Dataset entries on figures
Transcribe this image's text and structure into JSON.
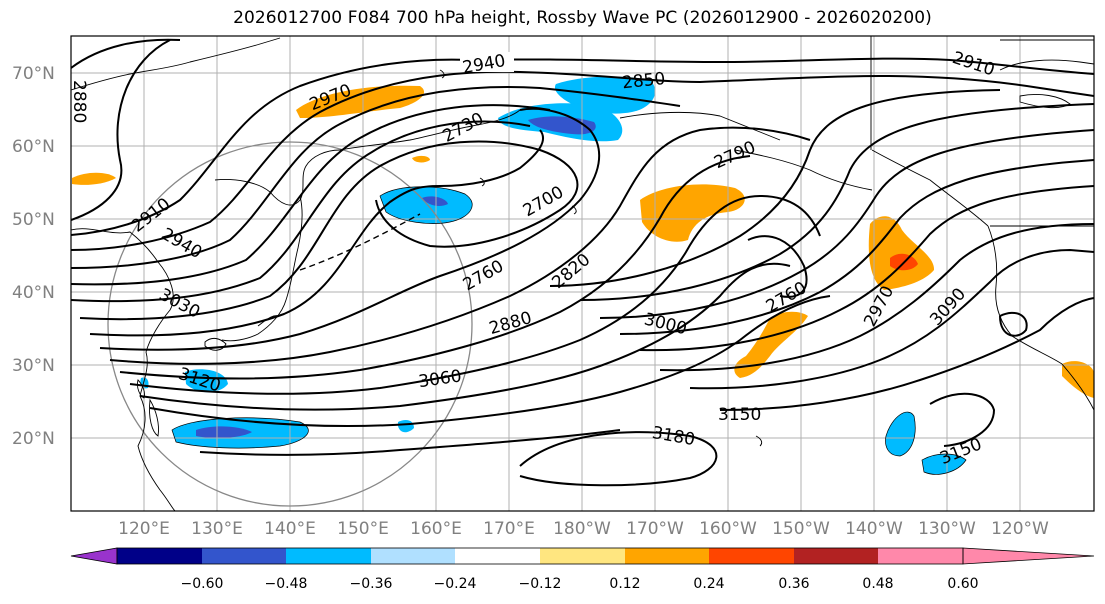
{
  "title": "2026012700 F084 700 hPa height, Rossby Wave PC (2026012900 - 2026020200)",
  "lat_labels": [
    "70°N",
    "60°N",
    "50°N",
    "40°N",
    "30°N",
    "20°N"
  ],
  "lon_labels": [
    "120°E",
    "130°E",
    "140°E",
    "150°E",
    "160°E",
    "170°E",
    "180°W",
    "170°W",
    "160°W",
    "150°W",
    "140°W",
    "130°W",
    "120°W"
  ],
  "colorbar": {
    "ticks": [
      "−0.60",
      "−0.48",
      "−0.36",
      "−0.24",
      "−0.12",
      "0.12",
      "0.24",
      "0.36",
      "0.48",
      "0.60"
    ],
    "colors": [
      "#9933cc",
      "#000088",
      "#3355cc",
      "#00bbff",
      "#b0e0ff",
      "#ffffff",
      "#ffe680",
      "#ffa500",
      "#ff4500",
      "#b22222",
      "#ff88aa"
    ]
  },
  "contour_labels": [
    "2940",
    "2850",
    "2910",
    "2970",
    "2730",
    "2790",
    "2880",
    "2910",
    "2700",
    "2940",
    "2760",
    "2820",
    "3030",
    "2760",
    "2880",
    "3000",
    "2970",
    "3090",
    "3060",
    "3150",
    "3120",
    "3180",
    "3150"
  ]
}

**The problem**: Pictures are not part of the copy; output everything else in the records exactly.

**Exercise response**:
Transcribe this image's text and structure into JSON.
{
  "title": "2026012700 F084 700 hPa height, Rossby Wave PC (2026012900 - 2026020200)",
  "lat_labels": [
    "70°N",
    "60°N",
    "50°N",
    "40°N",
    "30°N",
    "20°N"
  ],
  "lon_labels": [
    "120°E",
    "130°E",
    "140°E",
    "150°E",
    "160°E",
    "170°E",
    "180°W",
    "170°W",
    "160°W",
    "150°W",
    "140°W",
    "130°W",
    "120°W"
  ],
  "colorbar": {
    "ticks": [
      "−0.60",
      "−0.48",
      "−0.36",
      "−0.24",
      "−0.12",
      "0.12",
      "0.24",
      "0.36",
      "0.48",
      "0.60"
    ],
    "colors": [
      "#9933cc",
      "#000088",
      "#3355cc",
      "#00bbff",
      "#b0e0ff",
      "#ffffff",
      "#ffe680",
      "#ffa500",
      "#ff4500",
      "#b22222",
      "#ff88aa"
    ]
  },
  "contour_labels": [
    "2940",
    "2850",
    "2910",
    "2970",
    "2730",
    "2790",
    "2880",
    "2910",
    "2700",
    "2940",
    "2760",
    "2820",
    "3030",
    "2760",
    "2880",
    "3000",
    "2970",
    "3090",
    "3060",
    "3150",
    "3120",
    "3180",
    "3150"
  ]
}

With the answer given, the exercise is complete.